* [Data for this exercise]
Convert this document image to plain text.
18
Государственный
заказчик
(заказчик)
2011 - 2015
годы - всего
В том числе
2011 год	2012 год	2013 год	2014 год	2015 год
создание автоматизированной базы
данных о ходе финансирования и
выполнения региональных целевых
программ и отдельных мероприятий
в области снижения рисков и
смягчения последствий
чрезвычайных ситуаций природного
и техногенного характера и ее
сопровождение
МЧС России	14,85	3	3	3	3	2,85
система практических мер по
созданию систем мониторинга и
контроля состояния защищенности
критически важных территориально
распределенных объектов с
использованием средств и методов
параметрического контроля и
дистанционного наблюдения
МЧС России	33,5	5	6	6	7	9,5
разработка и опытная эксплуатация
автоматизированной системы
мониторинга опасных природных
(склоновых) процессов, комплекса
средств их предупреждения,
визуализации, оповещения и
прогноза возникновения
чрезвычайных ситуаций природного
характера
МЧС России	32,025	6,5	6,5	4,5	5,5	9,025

* [Requirements] Work out how many lines above have the string "России" in them, and give only the number.

* [Response] 3